#### [TO DO]
Could you write out every one of the rows below as a numbered list, leaving out any blank lines?

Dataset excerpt
════════
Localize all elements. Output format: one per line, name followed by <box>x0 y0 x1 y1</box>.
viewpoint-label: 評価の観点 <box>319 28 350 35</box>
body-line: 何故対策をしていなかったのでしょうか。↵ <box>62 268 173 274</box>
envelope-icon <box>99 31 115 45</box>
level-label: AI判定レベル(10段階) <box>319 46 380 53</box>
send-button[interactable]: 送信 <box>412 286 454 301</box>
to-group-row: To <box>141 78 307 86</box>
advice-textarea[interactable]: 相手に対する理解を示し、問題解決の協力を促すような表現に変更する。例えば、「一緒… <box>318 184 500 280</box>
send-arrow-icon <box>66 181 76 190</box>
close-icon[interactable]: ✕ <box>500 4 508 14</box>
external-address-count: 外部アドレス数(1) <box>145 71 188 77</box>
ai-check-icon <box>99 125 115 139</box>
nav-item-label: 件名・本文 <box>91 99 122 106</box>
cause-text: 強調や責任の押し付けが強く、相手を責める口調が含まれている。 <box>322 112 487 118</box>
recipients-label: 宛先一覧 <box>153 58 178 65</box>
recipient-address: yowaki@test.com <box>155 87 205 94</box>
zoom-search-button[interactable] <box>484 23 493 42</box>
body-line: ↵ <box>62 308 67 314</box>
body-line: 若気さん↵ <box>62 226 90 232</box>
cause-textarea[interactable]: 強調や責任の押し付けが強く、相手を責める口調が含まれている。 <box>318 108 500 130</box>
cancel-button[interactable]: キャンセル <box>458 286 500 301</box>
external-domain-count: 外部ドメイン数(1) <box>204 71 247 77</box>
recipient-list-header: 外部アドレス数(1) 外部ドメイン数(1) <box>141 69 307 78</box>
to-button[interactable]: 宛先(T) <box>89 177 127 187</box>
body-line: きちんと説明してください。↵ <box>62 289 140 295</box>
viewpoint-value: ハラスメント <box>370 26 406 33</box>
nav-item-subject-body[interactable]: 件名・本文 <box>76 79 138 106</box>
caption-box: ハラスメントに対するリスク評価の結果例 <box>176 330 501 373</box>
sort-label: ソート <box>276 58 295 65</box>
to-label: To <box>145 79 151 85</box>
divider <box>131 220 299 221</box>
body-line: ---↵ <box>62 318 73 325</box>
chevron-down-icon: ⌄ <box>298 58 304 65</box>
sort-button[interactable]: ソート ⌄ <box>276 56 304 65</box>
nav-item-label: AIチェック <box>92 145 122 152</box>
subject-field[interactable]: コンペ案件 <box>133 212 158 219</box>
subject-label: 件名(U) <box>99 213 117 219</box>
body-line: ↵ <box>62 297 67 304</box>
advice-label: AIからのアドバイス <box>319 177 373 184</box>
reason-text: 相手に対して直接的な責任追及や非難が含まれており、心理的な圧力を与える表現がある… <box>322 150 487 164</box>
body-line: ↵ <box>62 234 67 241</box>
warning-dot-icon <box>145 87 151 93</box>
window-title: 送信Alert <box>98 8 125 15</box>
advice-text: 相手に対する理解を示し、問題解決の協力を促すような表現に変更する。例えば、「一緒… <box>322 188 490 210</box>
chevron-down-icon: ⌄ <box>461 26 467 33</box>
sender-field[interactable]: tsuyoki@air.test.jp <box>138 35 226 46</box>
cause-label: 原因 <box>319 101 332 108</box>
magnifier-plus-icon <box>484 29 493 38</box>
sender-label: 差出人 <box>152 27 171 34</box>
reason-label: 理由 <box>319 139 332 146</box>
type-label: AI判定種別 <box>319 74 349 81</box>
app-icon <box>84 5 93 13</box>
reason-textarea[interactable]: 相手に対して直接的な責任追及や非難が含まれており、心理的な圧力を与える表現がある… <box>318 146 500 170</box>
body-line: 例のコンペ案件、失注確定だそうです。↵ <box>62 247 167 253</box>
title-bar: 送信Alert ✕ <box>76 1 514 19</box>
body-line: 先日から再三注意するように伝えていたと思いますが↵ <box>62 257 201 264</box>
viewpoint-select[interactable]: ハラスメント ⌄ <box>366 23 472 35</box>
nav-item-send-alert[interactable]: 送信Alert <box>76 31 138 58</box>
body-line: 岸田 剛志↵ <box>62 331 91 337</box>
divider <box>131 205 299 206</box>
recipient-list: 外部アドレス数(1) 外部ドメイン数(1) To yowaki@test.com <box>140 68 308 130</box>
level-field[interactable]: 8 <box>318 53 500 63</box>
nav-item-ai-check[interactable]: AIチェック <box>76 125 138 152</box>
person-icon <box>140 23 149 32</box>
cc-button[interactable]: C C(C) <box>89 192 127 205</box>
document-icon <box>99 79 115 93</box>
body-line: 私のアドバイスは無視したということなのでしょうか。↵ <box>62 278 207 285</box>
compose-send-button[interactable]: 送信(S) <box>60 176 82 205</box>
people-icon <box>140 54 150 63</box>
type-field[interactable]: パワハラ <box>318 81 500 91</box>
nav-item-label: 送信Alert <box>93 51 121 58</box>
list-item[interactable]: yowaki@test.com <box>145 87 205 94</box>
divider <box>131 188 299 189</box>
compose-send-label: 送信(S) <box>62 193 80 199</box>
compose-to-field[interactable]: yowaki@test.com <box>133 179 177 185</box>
════════
#### [THE SOLUTION]
1. Localize all elements. Output format: one per line, name followed by <box>x0 y0 x1 y1</box>.
2. viewpoint-label: 評価の観点 <box>319 28 350 35</box>
3. body-line: 何故対策をしていなかったのでしょうか。↵ <box>62 268 173 274</box>
4. envelope-icon <box>99 31 115 45</box>
5. level-label: AI判定レベル(10段階) <box>319 46 380 53</box>
6. send-button[interactable]: 送信 <box>412 286 454 301</box>
7. to-group-row: To <box>141 78 307 86</box>
8. advice-textarea[interactable]: 相手に対する理解を示し、問題解決の協力を促すような表現に変更する。例えば、「一緒… <box>318 184 500 280</box>
9. send-arrow-icon <box>66 181 76 190</box>
10. close-icon[interactable]: ✕ <box>500 4 508 14</box>
11. external-address-count: 外部アドレス数(1) <box>145 71 188 77</box>
12. ai-check-icon <box>99 125 115 139</box>
13. nav-item-label: 件名・本文 <box>91 99 122 106</box>
14. cause-text: 強調や責任の押し付けが強く、相手を責める口調が含まれている。 <box>322 112 487 118</box>
15. recipients-label: 宛先一覧 <box>153 58 178 65</box>
16. recipient-address: yowaki@test.com <box>155 87 205 94</box>
17. zoom-search-button[interactable] <box>484 23 493 42</box>
18. body-line: ↵ <box>62 308 67 314</box>
19. body-line: 若気さん↵ <box>62 226 90 232</box>
20. cause-textarea[interactable]: 強調や責任の押し付けが強く、相手を責める口調が含まれている。 <box>318 108 500 130</box>
21. cancel-button[interactable]: キャンセル <box>458 286 500 301</box>
22. external-domain-count: 外部ドメイン数(1) <box>204 71 247 77</box>
23. recipient-list-header: 外部アドレス数(1) 外部ドメイン数(1) <box>141 69 307 78</box>
24. to-button[interactable]: 宛先(T) <box>89 177 127 187</box>
25. body-line: きちんと説明してください。↵ <box>62 289 140 295</box>
26. viewpoint-value: ハラスメント <box>370 26 406 33</box>
27. nav-item-subject-body[interactable]: 件名・本文 <box>76 79 138 106</box>
28. caption-box: ハラスメントに対するリスク評価の結果例 <box>176 330 501 373</box>
29. sort-label: ソート <box>276 58 295 65</box>
30. to-label: To <box>145 79 151 85</box>
31. divider <box>131 220 299 221</box>
32. body-line: ---↵ <box>62 318 73 325</box>
33. chevron-down-icon: ⌄ <box>298 58 304 65</box>
34. sort-button[interactable]: ソート ⌄ <box>276 56 304 65</box>
35. nav-item-label: AIチェック <box>92 145 122 152</box>
36. subject-field[interactable]: コンペ案件 <box>133 212 158 219</box>
37. subject-label: 件名(U) <box>99 213 117 219</box>
38. body-line: ↵ <box>62 297 67 304</box>
39. advice-label: AIからのアドバイス <box>319 177 373 184</box>
40. reason-text: 相手に対して直接的な責任追及や非難が含まれており、心理的な圧力を与える表現がある… <box>322 150 487 164</box>
41. body-line: ↵ <box>62 234 67 241</box>
42. warning-dot-icon <box>145 87 151 93</box>
43. window-title: 送信Alert <box>98 8 125 15</box>
44. advice-text: 相手に対する理解を示し、問題解決の協力を促すような表現に変更する。例えば、「一緒… <box>322 188 490 210</box>
45. chevron-down-icon: ⌄ <box>461 26 467 33</box>
46. sender-field[interactable]: tsuyoki@air.test.jp <box>138 35 226 46</box>
47. cause-label: 原因 <box>319 101 332 108</box>
48. magnifier-plus-icon <box>484 29 493 38</box>
49. sender-label: 差出人 <box>152 27 171 34</box>
50. reason-label: 理由 <box>319 139 332 146</box>
51. type-label: AI判定種別 <box>319 74 349 81</box>
52. app-icon <box>84 5 93 13</box>
53. reason-textarea[interactable]: 相手に対して直接的な責任追及や非難が含まれており、心理的な圧力を与える表現がある… <box>318 146 500 170</box>
54. body-line: 例のコンペ案件、失注確定だそうです。↵ <box>62 247 167 253</box>
55. title-bar: 送信Alert ✕ <box>76 1 514 19</box>
56. body-line: 先日から再三注意するように伝えていたと思いますが↵ <box>62 257 201 264</box>
57. viewpoint-select[interactable]: ハラスメント ⌄ <box>366 23 472 35</box>
58. nav-item-send-alert[interactable]: 送信Alert <box>76 31 138 58</box>
59. body-line: 岸田 剛志↵ <box>62 331 91 337</box>
60. divider <box>131 205 299 206</box>
61. recipient-list: 外部アドレス数(1) 外部ドメイン数(1) To yowaki@test.com <box>140 68 308 130</box>
62. level-field[interactable]: 8 <box>318 53 500 63</box>
63. nav-item-ai-check[interactable]: AIチェック <box>76 125 138 152</box>
64. person-icon <box>140 23 149 32</box>
65. cc-button[interactable]: C C(C) <box>89 192 127 205</box>
66. document-icon <box>99 79 115 93</box>
67. body-line: 私のアドバイスは無視したということなのでしょうか。↵ <box>62 278 207 285</box>
68. compose-send-button[interactable]: 送信(S) <box>60 176 82 205</box>
69. people-icon <box>140 54 150 63</box>
70. type-field[interactable]: パワハラ <box>318 81 500 91</box>
71. nav-item-label: 送信Alert <box>93 51 121 58</box>
72. list-item[interactable]: yowaki@test.com <box>145 87 205 94</box>
73. divider <box>131 188 299 189</box>
74. compose-send-label: 送信(S) <box>62 193 80 199</box>
75. compose-to-field[interactable]: yowaki@test.com <box>133 179 177 185</box>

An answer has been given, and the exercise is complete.